[Start]
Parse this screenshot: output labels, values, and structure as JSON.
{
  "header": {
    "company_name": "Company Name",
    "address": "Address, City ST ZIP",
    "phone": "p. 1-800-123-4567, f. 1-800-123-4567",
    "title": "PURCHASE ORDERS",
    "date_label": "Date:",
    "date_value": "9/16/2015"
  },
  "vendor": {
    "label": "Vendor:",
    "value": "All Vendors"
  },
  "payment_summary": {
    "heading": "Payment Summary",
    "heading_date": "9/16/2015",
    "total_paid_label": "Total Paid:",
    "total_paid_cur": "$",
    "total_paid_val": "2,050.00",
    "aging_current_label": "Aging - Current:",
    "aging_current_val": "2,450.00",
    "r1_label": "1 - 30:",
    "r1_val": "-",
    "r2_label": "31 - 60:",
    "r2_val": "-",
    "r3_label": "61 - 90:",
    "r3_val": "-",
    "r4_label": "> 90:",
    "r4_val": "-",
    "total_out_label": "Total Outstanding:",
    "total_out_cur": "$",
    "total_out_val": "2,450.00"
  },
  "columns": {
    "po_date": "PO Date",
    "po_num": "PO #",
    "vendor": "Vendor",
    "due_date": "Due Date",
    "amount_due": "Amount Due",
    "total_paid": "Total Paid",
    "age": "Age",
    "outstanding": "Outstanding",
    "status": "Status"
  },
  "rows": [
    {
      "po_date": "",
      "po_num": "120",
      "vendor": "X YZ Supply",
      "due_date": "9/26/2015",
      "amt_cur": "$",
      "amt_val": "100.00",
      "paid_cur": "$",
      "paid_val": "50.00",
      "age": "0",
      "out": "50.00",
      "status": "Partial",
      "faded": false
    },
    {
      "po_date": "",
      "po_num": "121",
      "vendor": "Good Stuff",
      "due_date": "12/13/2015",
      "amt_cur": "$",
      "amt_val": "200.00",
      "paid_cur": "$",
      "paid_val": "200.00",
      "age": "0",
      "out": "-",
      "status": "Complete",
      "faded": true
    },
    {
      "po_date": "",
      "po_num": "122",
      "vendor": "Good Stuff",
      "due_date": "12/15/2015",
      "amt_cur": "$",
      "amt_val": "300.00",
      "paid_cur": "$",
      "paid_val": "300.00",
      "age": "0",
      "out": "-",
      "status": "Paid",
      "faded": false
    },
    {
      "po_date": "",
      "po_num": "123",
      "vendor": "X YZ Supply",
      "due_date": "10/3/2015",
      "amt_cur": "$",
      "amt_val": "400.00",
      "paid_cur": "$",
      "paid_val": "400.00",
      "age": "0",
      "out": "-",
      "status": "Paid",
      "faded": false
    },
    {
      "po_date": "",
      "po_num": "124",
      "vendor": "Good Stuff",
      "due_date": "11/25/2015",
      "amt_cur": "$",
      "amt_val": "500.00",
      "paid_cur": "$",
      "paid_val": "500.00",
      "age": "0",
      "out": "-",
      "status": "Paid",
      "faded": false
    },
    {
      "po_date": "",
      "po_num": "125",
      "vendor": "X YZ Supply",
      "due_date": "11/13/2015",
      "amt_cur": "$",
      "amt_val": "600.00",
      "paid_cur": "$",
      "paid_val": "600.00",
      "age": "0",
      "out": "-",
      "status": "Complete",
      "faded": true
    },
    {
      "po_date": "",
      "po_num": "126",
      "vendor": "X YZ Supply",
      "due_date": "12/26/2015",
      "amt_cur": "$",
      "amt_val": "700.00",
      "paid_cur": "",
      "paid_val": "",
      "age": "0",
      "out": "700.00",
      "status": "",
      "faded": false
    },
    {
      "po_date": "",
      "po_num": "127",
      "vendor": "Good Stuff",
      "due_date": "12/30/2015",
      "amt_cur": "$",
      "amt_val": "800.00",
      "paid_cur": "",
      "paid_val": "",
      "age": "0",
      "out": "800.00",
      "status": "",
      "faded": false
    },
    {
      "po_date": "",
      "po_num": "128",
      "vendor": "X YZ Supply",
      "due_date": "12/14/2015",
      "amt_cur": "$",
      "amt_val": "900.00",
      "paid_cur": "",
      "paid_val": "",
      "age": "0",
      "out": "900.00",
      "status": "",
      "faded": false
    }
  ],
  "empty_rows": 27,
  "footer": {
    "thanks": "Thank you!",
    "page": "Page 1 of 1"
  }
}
[End]
Write the entries again, exactly as they stand.

* [The result]
Parse this screenshot: output labels, values, and structure as JSON.
{
  "header": {
    "company_name": "Company Name",
    "address": "Address, City ST ZIP",
    "phone": "p. 1-800-123-4567, f. 1-800-123-4567",
    "title": "PURCHASE ORDERS",
    "date_label": "Date:",
    "date_value": "9/16/2015"
  },
  "vendor": {
    "label": "Vendor:",
    "value": "All Vendors"
  },
  "payment_summary": {
    "heading": "Payment Summary",
    "heading_date": "9/16/2015",
    "total_paid_label": "Total Paid:",
    "total_paid_cur": "$",
    "total_paid_val": "2,050.00",
    "aging_current_label": "Aging - Current:",
    "aging_current_val": "2,450.00",
    "r1_label": "1 - 30:",
    "r1_val": "-",
    "r2_label": "31 - 60:",
    "r2_val": "-",
    "r3_label": "61 - 90:",
    "r3_val": "-",
    "r4_label": "> 90:",
    "r4_val": "-",
    "total_out_label": "Total Outstanding:",
    "total_out_cur": "$",
    "total_out_val": "2,450.00"
  },
  "columns": {
    "po_date": "PO Date",
    "po_num": "PO #",
    "vendor": "Vendor",
    "due_date": "Due Date",
    "amount_due": "Amount Due",
    "total_paid": "Total Paid",
    "age": "Age",
    "outstanding": "Outstanding",
    "status": "Status"
  },
  "rows": [
    {
      "po_date": "",
      "po_num": "120",
      "vendor": "X YZ Supply",
      "due_date": "9/26/2015",
      "amt_cur": "$",
      "amt_val": "100.00",
      "paid_cur": "$",
      "paid_val": "50.00",
      "age": "0",
      "out": "50.00",
      "status": "Partial",
      "faded": false
    },
    {
      "po_date": "",
      "po_num": "121",
      "vendor": "Good Stuff",
      "due_date": "12/13/2015",
      "amt_cur": "$",
      "amt_val": "200.00",
      "paid_cur": "$",
      "paid_val": "200.00",
      "age": "0",
      "out": "-",
      "status": "Complete",
      "faded": true
    },
    {
      "po_date": "",
      "po_num": "122",
      "vendor": "Good Stuff",
      "due_date": "12/15/2015",
      "amt_cur": "$",
      "amt_val": "300.00",
      "paid_cur": "$",
      "paid_val": "300.00",
      "age": "0",
      "out": "-",
      "status": "Paid",
      "faded": false
    },
    {
      "po_date": "",
      "po_num": "123",
      "vendor": "X YZ Supply",
      "due_date": "10/3/2015",
      "amt_cur": "$",
      "amt_val": "400.00",
      "paid_cur": "$",
      "paid_val": "400.00",
      "age": "0",
      "out": "-",
      "status": "Paid",
      "faded": false
    },
    {
      "po_date": "",
      "po_num": "124",
      "vendor": "Good Stuff",
      "due_date": "11/25/2015",
      "amt_cur": "$",
      "amt_val": "500.00",
      "paid_cur": "$",
      "paid_val": "500.00",
      "age": "0",
      "out": "-",
      "status": "Paid",
      "faded": false
    },
    {
      "po_date": "",
      "po_num": "125",
      "vendor": "X YZ Supply",
      "due_date": "11/13/2015",
      "amt_cur": "$",
      "amt_val": "600.00",
      "paid_cur": "$",
      "paid_val": "600.00",
      "age": "0",
      "out": "-",
      "status": "Complete",
      "faded": true
    },
    {
      "po_date": "",
      "po_num": "126",
      "vendor": "X YZ Supply",
      "due_date": "12/26/2015",
      "amt_cur": "$",
      "amt_val": "700.00",
      "paid_cur": "",
      "paid_val": "",
      "age": "0",
      "out": "700.00",
      "status": "",
      "faded": false
    },
    {
      "po_date": "",
      "po_num": "127",
      "vendor": "Good Stuff",
      "due_date": "12/30/2015",
      "amt_cur": "$",
      "amt_val": "800.00",
      "paid_cur": "",
      "paid_val": "",
      "age": "0",
      "out": "800.00",
      "status": "",
      "faded": false
    },
    {
      "po_date": "",
      "po_num": "128",
      "vendor": "X YZ Supply",
      "due_date": "12/14/2015",
      "amt_cur": "$",
      "amt_val": "900.00",
      "paid_cur": "",
      "paid_val": "",
      "age": "0",
      "out": "900.00",
      "status": "",
      "faded": false
    }
  ],
  "empty_rows": 27,
  "footer": {
    "thanks": "Thank you!",
    "page": "Page 1 of 1"
  }
}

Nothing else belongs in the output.